==== Entries supplied ====

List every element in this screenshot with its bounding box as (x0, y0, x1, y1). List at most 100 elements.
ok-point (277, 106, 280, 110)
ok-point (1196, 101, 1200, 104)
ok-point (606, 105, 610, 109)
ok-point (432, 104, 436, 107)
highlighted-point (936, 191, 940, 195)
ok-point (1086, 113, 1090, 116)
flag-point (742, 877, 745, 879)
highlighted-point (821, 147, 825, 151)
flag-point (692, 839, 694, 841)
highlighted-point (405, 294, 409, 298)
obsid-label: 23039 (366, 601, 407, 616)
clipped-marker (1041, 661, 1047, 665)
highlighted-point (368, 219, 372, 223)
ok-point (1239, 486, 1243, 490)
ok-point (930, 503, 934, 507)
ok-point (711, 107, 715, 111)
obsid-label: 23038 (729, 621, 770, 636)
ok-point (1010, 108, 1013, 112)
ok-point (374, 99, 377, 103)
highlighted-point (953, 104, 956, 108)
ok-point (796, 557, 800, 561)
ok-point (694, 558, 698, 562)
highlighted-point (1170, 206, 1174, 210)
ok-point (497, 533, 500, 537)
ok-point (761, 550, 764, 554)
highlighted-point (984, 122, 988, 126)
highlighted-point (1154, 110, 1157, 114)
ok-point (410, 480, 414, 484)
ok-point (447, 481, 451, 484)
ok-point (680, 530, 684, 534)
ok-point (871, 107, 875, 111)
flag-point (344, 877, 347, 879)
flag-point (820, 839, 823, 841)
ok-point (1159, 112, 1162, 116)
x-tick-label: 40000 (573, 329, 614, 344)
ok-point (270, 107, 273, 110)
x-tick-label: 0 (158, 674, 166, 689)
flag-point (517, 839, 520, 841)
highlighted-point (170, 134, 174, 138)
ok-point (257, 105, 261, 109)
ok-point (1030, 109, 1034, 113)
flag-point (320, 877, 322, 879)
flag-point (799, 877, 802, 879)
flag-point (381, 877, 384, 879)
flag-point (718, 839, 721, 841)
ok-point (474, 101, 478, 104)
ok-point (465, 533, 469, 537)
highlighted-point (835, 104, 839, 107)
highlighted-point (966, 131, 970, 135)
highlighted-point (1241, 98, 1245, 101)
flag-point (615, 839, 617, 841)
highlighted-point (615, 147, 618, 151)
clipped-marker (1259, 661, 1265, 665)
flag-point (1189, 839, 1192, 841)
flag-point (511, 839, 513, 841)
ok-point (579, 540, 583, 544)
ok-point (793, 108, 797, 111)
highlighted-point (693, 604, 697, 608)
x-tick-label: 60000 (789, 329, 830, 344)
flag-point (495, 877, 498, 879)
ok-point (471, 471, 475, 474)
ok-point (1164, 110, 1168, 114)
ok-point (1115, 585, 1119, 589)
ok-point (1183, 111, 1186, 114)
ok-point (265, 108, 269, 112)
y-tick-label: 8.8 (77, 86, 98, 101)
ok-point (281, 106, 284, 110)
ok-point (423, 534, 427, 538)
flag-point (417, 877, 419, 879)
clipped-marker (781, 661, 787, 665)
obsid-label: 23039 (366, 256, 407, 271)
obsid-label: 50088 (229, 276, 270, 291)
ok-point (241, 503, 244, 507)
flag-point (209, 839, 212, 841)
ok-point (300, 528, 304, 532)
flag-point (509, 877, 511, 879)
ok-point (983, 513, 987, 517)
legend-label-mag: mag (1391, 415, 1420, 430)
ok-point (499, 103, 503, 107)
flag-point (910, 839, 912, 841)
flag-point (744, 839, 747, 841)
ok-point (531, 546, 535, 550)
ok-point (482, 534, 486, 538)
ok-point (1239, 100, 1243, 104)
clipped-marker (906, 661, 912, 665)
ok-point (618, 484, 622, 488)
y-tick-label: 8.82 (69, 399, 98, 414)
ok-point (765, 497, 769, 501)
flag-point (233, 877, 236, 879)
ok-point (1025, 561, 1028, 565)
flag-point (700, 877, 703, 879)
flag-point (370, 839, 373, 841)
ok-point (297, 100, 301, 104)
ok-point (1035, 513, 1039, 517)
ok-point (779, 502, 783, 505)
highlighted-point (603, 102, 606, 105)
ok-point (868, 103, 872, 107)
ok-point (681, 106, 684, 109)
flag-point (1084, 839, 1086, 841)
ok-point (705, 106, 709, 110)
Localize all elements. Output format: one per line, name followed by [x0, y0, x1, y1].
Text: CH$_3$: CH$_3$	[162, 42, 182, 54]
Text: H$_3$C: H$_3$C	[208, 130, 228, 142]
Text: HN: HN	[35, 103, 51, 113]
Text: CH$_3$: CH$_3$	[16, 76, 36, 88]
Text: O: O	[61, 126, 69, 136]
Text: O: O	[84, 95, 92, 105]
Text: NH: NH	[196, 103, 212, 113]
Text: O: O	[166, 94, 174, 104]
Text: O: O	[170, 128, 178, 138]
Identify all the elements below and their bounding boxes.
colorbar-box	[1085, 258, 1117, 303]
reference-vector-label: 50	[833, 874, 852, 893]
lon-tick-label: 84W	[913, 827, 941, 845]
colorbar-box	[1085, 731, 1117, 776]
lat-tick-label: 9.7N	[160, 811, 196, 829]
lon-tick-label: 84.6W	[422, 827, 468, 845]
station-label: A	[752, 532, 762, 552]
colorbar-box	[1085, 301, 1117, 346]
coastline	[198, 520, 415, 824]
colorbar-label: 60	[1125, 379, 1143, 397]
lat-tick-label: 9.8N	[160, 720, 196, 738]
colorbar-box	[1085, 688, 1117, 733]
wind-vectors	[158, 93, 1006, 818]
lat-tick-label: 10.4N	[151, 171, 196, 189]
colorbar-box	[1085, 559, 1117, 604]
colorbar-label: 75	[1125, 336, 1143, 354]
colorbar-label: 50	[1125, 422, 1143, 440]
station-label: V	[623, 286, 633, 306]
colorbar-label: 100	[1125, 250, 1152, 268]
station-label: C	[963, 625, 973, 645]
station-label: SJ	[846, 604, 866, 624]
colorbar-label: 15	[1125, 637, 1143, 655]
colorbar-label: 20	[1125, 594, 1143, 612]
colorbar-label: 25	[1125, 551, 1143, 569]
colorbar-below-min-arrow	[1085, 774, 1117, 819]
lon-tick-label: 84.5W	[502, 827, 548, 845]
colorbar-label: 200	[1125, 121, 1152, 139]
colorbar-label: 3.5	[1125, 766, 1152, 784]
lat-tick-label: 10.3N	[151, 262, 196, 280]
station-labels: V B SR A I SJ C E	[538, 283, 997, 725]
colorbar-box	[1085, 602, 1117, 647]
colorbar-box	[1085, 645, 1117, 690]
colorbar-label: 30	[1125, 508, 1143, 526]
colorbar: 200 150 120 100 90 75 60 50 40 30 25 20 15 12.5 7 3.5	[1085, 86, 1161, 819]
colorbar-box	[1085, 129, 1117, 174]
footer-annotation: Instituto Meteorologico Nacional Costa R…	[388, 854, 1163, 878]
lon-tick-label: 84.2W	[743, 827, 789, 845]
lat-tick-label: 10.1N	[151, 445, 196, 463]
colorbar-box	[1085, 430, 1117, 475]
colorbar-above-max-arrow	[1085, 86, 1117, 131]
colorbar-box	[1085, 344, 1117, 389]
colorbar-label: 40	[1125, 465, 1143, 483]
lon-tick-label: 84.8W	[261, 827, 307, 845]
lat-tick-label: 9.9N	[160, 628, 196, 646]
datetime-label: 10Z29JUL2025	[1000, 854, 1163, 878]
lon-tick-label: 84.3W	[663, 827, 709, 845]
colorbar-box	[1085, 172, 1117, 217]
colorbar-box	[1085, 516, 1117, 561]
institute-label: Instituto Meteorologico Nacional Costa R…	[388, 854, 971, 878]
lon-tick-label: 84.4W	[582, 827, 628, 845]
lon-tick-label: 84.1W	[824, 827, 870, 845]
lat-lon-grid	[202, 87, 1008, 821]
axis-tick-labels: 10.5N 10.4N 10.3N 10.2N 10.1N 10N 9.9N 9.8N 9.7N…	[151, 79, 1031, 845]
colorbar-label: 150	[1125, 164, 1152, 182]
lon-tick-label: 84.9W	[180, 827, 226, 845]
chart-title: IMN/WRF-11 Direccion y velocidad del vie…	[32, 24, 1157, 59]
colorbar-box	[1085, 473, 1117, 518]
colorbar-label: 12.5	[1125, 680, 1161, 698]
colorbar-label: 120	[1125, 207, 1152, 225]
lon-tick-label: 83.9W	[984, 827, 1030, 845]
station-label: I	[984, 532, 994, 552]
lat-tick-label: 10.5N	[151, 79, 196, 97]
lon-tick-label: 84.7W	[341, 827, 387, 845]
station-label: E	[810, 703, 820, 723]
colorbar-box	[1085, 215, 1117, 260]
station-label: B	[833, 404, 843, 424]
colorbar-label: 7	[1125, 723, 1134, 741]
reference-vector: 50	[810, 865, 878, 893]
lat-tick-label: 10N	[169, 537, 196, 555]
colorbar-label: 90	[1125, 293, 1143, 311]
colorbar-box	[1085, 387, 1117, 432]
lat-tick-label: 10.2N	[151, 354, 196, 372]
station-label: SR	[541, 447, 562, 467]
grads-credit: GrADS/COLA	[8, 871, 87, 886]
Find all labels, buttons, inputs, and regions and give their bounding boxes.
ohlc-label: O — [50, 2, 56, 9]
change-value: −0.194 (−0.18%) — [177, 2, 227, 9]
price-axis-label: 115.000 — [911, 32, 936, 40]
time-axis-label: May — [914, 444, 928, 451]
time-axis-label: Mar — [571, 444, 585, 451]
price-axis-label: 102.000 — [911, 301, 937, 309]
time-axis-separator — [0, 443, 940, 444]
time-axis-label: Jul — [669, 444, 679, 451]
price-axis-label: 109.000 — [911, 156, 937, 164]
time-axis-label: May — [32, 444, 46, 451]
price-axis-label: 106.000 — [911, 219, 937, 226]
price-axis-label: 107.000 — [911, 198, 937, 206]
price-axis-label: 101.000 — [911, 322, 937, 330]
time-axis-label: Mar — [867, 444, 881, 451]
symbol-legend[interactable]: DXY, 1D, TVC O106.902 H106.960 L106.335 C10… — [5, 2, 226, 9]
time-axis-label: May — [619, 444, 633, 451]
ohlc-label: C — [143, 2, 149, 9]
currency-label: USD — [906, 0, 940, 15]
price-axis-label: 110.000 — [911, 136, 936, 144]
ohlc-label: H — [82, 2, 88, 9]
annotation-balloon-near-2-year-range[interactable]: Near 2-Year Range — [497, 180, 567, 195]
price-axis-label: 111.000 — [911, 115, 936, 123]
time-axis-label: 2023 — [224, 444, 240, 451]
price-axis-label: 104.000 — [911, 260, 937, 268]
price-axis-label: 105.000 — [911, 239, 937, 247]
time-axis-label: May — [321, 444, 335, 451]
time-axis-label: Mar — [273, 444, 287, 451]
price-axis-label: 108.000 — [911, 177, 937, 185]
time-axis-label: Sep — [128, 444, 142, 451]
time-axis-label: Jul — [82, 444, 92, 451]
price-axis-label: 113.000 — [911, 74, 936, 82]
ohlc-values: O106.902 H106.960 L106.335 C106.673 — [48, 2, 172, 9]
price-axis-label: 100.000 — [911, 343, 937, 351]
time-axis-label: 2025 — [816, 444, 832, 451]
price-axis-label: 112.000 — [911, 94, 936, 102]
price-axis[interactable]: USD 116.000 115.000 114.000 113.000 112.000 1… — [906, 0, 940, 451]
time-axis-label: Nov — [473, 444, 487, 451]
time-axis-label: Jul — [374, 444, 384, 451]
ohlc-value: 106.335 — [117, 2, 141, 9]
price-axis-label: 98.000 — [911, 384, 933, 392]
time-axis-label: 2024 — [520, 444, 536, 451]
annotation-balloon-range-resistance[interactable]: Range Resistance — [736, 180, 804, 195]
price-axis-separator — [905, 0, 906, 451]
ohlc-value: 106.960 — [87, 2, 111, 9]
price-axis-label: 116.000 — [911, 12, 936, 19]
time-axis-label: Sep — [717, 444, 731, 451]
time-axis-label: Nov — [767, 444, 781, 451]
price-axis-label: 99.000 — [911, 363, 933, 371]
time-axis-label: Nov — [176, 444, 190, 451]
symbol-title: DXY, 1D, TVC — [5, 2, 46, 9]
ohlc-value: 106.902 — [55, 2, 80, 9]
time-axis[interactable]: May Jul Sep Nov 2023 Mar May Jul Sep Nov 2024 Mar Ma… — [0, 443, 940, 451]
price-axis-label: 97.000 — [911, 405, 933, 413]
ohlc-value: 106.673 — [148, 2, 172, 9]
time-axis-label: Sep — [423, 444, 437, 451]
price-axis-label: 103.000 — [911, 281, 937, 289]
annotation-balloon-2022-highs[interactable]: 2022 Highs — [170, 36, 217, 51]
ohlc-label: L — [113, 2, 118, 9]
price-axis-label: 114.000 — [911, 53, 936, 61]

====

## Problem to solve
Copy the records from the first line through the line with "highlighted-point (984, 122, 988, 126)", both included, substituting "warning-point" for "flag-point" and changing nothing else.

## Complete output
List every element in this screenshot with its bounding box as (x0, y0, x1, y1). List at most 100 elements.
ok-point (277, 106, 280, 110)
ok-point (1196, 101, 1200, 104)
ok-point (606, 105, 610, 109)
ok-point (432, 104, 436, 107)
highlighted-point (936, 191, 940, 195)
ok-point (1086, 113, 1090, 116)
warning-point (742, 877, 745, 879)
highlighted-point (821, 147, 825, 151)
warning-point (692, 839, 694, 841)
highlighted-point (405, 294, 409, 298)
obsid-label: 23039 (366, 601, 407, 616)
clipped-marker (1041, 661, 1047, 665)
highlighted-point (368, 219, 372, 223)
ok-point (1239, 486, 1243, 490)
ok-point (930, 503, 934, 507)
ok-point (711, 107, 715, 111)
obsid-label: 23038 (729, 621, 770, 636)
ok-point (1010, 108, 1013, 112)
ok-point (374, 99, 377, 103)
highlighted-point (953, 104, 956, 108)
ok-point (796, 557, 800, 561)
ok-point (694, 558, 698, 562)
highlighted-point (1170, 206, 1174, 210)
ok-point (497, 533, 500, 537)
ok-point (761, 550, 764, 554)
highlighted-point (984, 122, 988, 126)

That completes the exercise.